**EXERCISE**:
Pull out each line of the listing below that contains the word "fraction", and copy those lines.
# start of DATASET EXCERPTS
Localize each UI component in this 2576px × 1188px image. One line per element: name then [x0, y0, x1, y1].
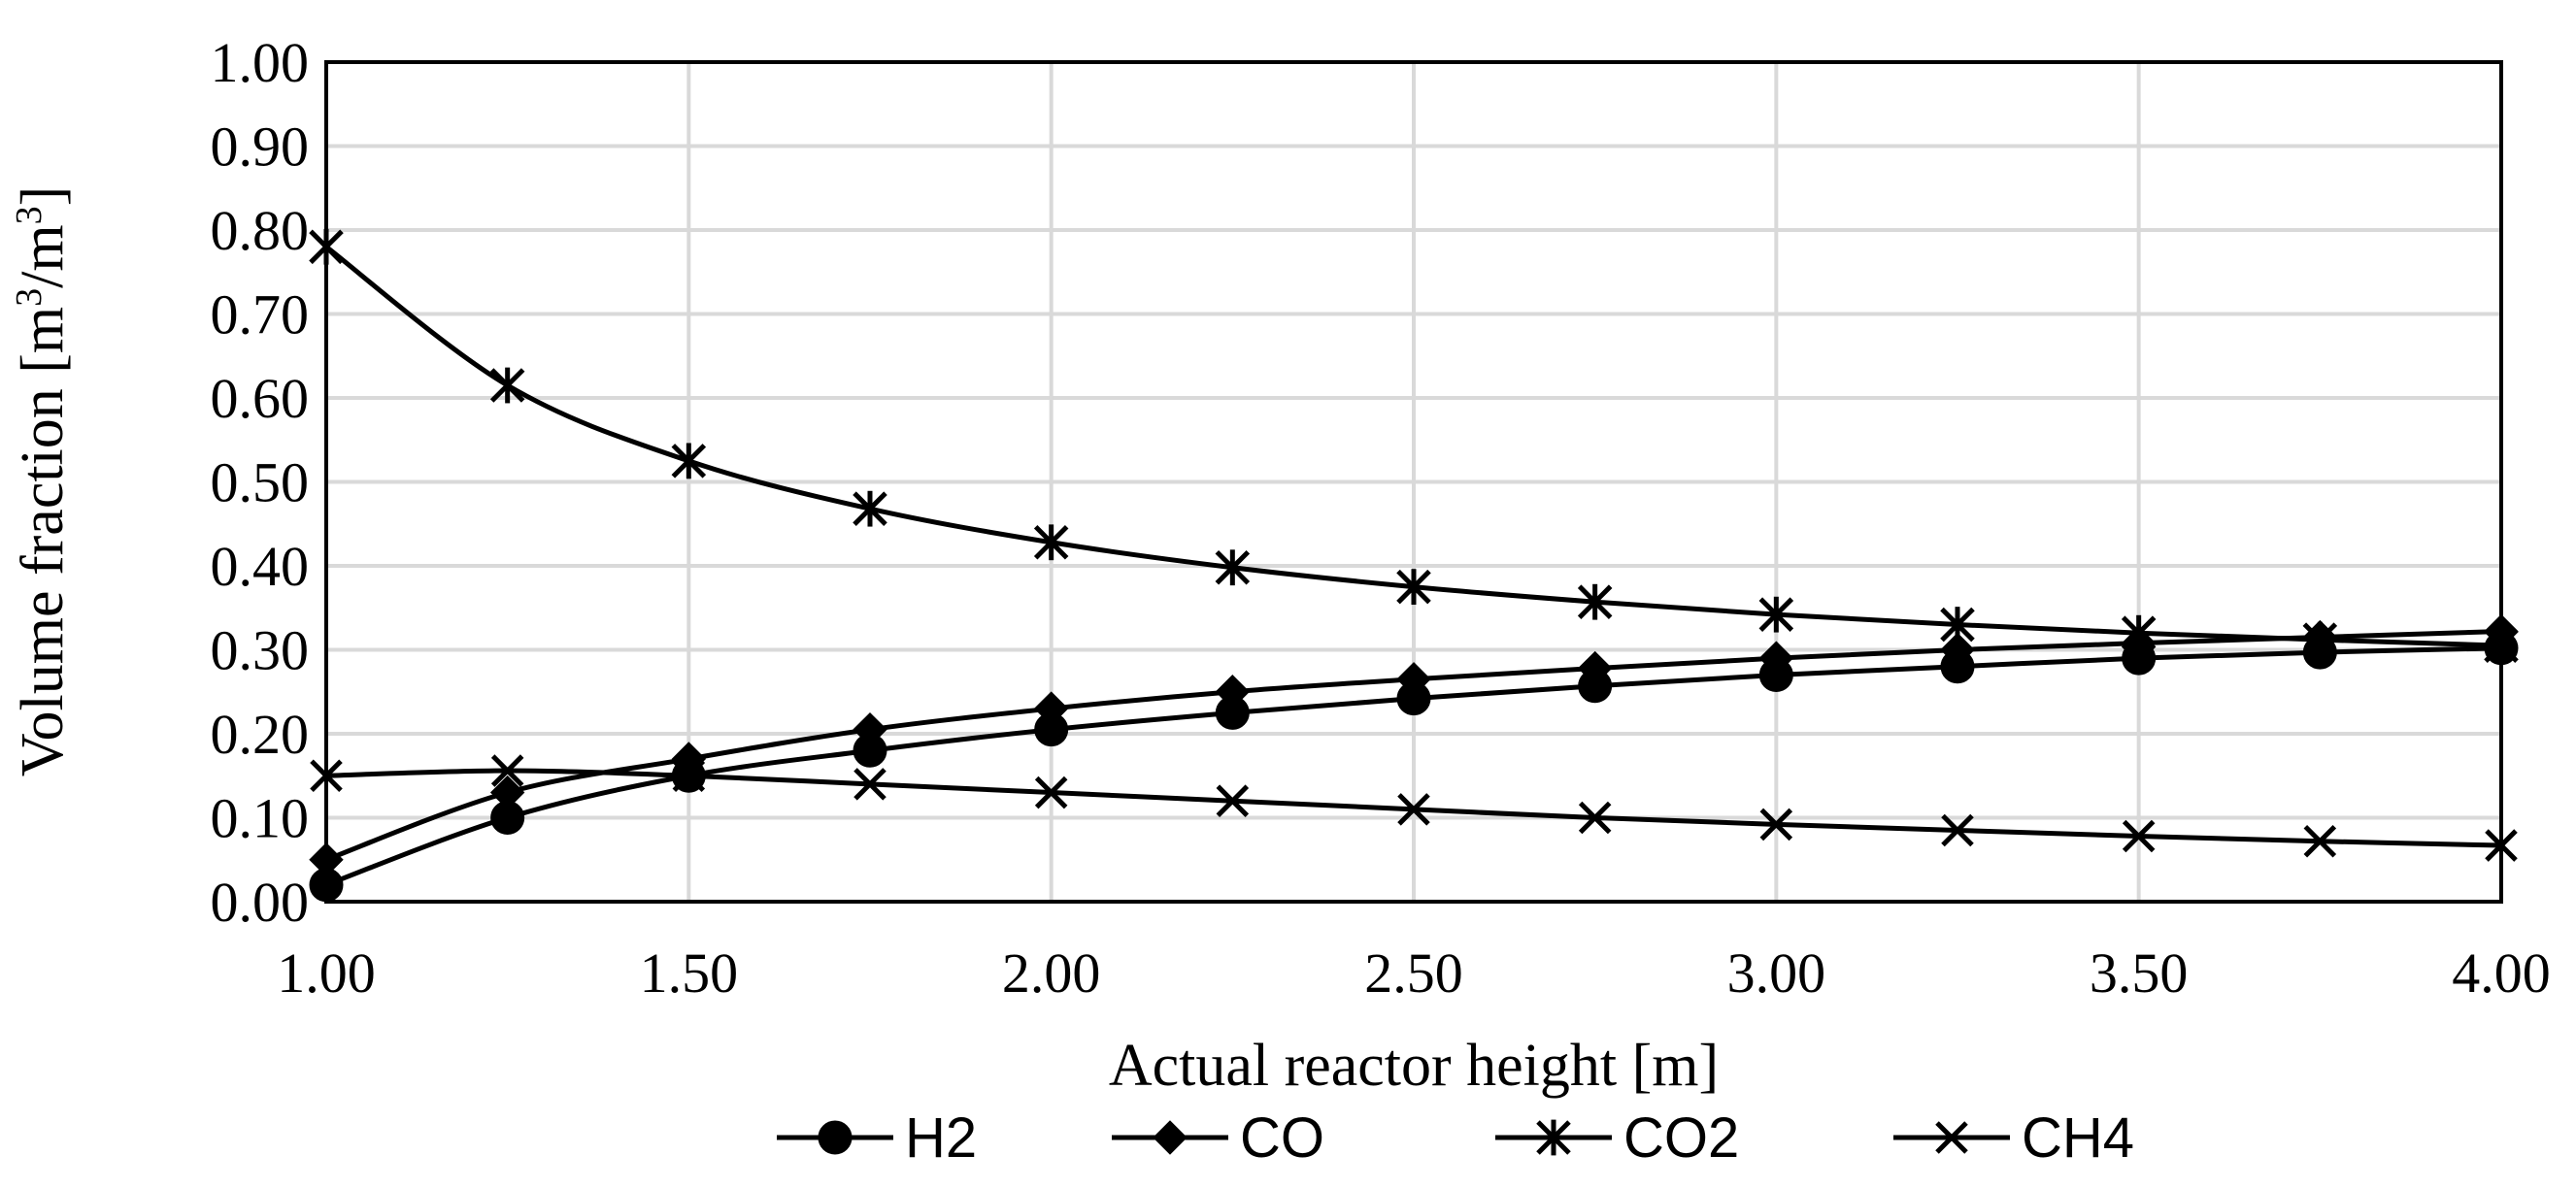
y-tick-label: 0.30	[211, 619, 310, 682]
data-point-co2	[2302, 621, 2338, 658]
data-point-ch4	[1216, 784, 1250, 817]
x-tick-label: 1.50	[640, 941, 739, 1005]
y-axis-title-mid: /m	[10, 224, 76, 287]
y-tick-label: 1.00	[211, 31, 310, 94]
legend-label-co2: CO2	[1623, 1106, 1739, 1170]
data-point-co	[489, 775, 525, 810]
data-point-co2	[1396, 569, 1431, 606]
data-point-ch4	[490, 754, 524, 787]
data-point-co	[1940, 632, 1975, 668]
y-tick-label: 0.80	[211, 199, 310, 262]
data-point-co2	[1033, 524, 1069, 561]
data-point-ch4	[1397, 793, 1430, 826]
y-tick-label: 0.20	[211, 703, 310, 766]
data-point-ch4	[1578, 801, 1612, 835]
x-axis-ticks: 1.00 1.50 2.00 2.50 3.00 3.50 4.00	[277, 941, 2551, 1005]
data-point-ch4	[2485, 829, 2518, 862]
data-point-co2	[1758, 596, 1794, 633]
legend-marker-co2	[1536, 1119, 1571, 1156]
data-point-ch4	[2122, 819, 2156, 853]
data-point-co2	[309, 228, 344, 265]
y-axis-title-main: Volume fraction [m	[10, 307, 76, 776]
y-axis-ticks: 0.00 0.10 0.20 0.30 0.40 0.50 0.60 0.70 0.80 0.90…	[211, 31, 310, 934]
x-tick-label: 2.00	[1002, 941, 1101, 1005]
data-point-co	[853, 711, 887, 747]
data-point-ch4	[1941, 813, 1974, 847]
data-point-co	[1577, 650, 1613, 686]
data-point-co	[1396, 662, 1431, 697]
y-tick-label: 0.90	[211, 116, 310, 179]
data-point-co2	[2121, 614, 2157, 651]
y-tick-label: 0.10	[211, 787, 310, 850]
data-point-co2	[1577, 583, 1613, 620]
data-point-co2	[671, 443, 707, 479]
data-point-co2	[489, 367, 525, 404]
y-axis-title-end: ]	[10, 186, 76, 207]
y-tick-label: 0.40	[211, 535, 310, 598]
data-point-ch4	[2303, 824, 2337, 858]
y-tick-label: 0.50	[211, 451, 310, 514]
x-axis-title: Actual reactor height [m]	[1109, 1033, 1719, 1099]
data-point-co2	[1215, 549, 1251, 586]
y-tick-label: 0.00	[211, 871, 310, 934]
x-tick-label: 4.00	[2452, 941, 2551, 1005]
x-tick-label: 1.00	[277, 941, 376, 1005]
series-markers	[309, 228, 2519, 903]
data-point-ch4	[853, 768, 887, 801]
legend-marker-h2	[818, 1120, 853, 1155]
data-point-co2	[853, 490, 887, 527]
data-point-co	[1215, 675, 1251, 710]
legend-marker-co	[1153, 1120, 1188, 1155]
data-point-co2	[2484, 627, 2519, 664]
data-point-co	[309, 842, 344, 877]
x-tick-label: 3.00	[1727, 941, 1826, 1005]
legend-label-co: CO	[1240, 1106, 1324, 1170]
legend-marker-ch4	[1935, 1121, 1968, 1154]
x-tick-label: 3.50	[2090, 941, 2189, 1005]
legend-label-ch4: CH4	[2022, 1106, 2134, 1170]
legend-label-h2: H2	[905, 1106, 977, 1170]
data-point-ch4	[672, 759, 706, 793]
y-tick-label: 0.60	[211, 367, 310, 430]
x-tick-label: 2.50	[1364, 941, 1463, 1005]
y-axis-title-sup-2: 3	[9, 206, 50, 224]
data-point-ch4	[1759, 808, 1793, 842]
legend: H2 CO CO2 CH4	[777, 1106, 2134, 1170]
data-point-ch4	[310, 759, 343, 793]
data-point-ch4	[1034, 776, 1068, 809]
y-axis-title-sup-1: 3	[9, 288, 50, 307]
plot-frame	[324, 60, 2503, 904]
y-axis-title: Volume fraction [m3/m3]	[9, 186, 76, 777]
data-point-co	[1758, 641, 1794, 676]
y-tick-label: 0.70	[211, 283, 310, 346]
data-point-co2	[1940, 607, 1975, 643]
data-point-co	[1033, 691, 1069, 726]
# end of DATASET EXCERPTS
**OUTPUT OF THE EXERCISE**:
y-axis-title-main: Volume fraction [m	[10, 307, 76, 776]
y-axis-title: Volume fraction [m3/m3]	[9, 186, 76, 777]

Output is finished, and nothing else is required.